(Written instruction):
In the records below, find each line containing the word "JSON" and copy it.

┄┄┄┄┄┄┄┄┄┄┄┄┄┄┄┄┄┄┄┄

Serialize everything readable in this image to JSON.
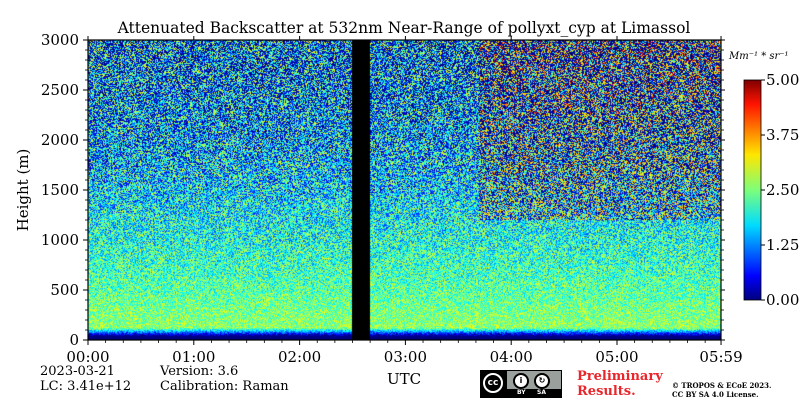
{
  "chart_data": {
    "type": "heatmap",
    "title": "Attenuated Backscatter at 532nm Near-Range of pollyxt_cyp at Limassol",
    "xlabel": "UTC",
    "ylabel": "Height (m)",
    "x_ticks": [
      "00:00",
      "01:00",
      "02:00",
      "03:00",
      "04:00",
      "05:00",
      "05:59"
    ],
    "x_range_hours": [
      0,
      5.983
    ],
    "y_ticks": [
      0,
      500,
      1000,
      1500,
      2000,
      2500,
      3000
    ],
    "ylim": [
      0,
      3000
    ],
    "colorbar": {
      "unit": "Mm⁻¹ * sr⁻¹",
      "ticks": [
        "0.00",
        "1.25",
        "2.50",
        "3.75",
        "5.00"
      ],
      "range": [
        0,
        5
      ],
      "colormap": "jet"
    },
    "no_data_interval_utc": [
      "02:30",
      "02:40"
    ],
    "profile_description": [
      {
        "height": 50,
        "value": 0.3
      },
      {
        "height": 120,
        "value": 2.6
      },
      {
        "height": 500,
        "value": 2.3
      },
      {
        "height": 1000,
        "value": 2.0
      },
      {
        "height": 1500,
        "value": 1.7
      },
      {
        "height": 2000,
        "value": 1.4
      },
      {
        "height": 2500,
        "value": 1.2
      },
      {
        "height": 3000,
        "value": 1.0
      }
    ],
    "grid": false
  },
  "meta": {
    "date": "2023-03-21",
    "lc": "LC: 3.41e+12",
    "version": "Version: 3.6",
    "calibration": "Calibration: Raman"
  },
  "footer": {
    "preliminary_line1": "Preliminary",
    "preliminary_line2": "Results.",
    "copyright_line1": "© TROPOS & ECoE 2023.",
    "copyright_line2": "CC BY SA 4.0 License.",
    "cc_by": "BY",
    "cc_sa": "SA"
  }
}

┄┄┄┄┄┄┄┄┄┄┄┄┄┄┄┄┄┄┄┄

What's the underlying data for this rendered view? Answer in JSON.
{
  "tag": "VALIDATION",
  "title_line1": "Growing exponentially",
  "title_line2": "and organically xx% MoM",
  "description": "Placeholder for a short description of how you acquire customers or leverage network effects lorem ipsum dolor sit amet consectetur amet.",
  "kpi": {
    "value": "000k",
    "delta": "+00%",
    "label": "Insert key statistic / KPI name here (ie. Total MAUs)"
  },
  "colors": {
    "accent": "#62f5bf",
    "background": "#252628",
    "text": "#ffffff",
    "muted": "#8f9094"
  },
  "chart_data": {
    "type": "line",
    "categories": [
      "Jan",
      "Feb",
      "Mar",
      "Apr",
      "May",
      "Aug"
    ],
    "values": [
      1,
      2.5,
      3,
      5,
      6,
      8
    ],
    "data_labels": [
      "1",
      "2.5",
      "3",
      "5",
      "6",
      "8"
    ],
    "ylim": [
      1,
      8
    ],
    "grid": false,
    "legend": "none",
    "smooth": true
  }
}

┄┄┄┄┄┄┄┄┄┄┄┄┄┄┄┄┄┄┄┄

(Output for this exercise):
Serialize everything readable in this image to JSON.
What's the underlying data for this rendered view? Answer in JSON.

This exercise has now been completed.